TO DO: From the listing below, copy every line with the word "coat".

(Collected data entries)
= = = = =

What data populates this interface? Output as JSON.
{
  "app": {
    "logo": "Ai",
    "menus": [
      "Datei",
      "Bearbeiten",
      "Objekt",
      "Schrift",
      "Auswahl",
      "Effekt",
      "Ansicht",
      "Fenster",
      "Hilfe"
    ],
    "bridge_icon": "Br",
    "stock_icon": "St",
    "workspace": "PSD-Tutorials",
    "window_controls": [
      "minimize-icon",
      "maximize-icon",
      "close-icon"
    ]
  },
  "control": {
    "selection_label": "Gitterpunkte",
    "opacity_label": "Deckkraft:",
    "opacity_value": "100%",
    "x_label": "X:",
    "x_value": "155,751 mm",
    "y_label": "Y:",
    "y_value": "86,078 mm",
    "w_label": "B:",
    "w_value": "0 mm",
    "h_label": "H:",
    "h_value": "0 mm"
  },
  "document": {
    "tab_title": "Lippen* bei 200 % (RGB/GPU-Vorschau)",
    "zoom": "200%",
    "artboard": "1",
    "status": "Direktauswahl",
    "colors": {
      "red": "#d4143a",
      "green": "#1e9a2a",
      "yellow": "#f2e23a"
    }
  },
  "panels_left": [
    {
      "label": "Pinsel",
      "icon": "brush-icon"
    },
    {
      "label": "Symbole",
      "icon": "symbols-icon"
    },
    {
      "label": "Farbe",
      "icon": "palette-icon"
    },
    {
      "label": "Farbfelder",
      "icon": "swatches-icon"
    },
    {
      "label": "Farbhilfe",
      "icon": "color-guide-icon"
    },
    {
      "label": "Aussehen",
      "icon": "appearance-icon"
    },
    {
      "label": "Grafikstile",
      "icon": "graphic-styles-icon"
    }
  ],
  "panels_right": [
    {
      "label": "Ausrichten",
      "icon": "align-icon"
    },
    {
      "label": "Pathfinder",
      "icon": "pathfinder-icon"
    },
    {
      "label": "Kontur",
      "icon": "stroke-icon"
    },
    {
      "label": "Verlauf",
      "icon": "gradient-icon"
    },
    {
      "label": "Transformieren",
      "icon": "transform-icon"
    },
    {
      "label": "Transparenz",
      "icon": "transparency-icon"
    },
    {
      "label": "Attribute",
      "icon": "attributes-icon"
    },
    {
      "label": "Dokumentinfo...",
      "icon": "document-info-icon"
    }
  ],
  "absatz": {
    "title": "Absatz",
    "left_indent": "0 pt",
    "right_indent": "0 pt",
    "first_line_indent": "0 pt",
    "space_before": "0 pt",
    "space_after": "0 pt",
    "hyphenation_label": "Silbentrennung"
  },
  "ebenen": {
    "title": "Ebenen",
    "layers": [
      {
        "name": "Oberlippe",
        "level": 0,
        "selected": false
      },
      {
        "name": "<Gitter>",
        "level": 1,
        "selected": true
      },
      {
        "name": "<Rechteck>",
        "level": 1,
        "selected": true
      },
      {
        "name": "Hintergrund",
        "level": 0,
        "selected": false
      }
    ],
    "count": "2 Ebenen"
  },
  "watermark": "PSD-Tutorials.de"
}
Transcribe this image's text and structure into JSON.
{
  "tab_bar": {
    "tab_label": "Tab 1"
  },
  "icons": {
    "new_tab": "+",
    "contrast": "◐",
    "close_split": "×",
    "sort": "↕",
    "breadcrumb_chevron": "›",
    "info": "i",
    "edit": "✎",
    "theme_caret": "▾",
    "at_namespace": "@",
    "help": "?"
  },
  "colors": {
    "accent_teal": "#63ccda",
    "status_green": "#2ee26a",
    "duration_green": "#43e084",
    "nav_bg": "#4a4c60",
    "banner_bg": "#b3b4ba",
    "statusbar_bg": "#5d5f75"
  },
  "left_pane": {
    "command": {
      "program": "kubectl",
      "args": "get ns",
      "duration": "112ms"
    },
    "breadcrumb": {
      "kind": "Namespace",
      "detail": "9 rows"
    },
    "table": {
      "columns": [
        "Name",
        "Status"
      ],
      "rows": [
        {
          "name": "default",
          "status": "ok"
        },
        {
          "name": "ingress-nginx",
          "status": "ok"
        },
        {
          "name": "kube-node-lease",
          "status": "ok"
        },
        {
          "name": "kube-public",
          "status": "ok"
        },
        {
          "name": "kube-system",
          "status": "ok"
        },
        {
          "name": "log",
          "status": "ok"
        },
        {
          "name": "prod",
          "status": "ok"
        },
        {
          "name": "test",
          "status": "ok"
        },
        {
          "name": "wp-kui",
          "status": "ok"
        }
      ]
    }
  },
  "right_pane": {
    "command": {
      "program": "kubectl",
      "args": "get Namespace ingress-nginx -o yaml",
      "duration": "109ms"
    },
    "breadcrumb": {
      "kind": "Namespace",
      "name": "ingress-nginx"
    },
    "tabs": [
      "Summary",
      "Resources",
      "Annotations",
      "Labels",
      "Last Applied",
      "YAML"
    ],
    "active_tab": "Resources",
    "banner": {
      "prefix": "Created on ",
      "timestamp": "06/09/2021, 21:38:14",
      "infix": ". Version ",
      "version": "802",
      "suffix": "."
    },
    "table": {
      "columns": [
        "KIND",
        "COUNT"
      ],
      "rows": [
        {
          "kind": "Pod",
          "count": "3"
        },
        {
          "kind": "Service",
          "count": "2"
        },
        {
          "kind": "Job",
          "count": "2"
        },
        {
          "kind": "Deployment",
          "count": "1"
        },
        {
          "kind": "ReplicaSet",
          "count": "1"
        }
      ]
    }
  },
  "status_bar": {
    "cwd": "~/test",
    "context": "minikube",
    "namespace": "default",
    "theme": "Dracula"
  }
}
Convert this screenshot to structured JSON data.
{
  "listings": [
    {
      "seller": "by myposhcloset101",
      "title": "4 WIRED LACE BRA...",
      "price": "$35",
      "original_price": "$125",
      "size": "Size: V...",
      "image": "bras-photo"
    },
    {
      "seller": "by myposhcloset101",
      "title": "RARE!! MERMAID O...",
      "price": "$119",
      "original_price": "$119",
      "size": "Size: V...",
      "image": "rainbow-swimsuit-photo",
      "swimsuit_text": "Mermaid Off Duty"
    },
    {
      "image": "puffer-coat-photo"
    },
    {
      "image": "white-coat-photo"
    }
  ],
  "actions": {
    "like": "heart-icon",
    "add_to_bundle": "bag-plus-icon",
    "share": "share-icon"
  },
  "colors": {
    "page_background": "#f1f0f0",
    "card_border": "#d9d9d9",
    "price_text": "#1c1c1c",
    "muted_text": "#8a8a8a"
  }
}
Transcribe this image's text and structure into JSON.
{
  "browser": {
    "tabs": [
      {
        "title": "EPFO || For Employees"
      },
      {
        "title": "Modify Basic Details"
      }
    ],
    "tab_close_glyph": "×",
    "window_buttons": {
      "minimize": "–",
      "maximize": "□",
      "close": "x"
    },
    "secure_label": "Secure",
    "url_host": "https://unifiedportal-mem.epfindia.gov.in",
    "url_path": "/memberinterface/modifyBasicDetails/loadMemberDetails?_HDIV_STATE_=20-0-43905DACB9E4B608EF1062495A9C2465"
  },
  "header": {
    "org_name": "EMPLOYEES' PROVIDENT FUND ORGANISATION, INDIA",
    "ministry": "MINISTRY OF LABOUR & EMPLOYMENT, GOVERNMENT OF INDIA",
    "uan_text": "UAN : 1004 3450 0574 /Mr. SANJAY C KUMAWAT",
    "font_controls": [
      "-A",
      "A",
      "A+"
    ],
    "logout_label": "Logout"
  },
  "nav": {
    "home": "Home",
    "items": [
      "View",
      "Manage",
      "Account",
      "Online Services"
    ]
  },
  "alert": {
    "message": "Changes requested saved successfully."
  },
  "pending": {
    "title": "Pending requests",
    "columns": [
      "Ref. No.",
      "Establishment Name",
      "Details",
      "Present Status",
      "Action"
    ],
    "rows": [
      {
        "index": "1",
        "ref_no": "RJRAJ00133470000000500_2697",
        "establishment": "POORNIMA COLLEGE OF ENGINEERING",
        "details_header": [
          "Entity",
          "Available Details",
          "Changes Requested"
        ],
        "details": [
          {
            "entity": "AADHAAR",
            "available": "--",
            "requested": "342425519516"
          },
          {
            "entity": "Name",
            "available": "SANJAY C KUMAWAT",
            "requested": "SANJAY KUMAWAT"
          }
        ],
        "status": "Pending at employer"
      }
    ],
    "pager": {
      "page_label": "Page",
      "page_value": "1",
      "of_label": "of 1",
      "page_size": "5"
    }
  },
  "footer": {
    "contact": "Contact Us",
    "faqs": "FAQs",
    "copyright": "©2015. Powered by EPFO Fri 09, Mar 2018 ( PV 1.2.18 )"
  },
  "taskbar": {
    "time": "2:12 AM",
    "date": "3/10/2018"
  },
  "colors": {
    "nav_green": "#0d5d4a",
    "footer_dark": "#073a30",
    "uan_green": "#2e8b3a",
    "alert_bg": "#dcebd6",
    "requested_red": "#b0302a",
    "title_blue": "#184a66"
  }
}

= = = = =

CORRECT RESPONSE:
      "image": "puffer-coat-photo"
      "image": "white-coat-photo"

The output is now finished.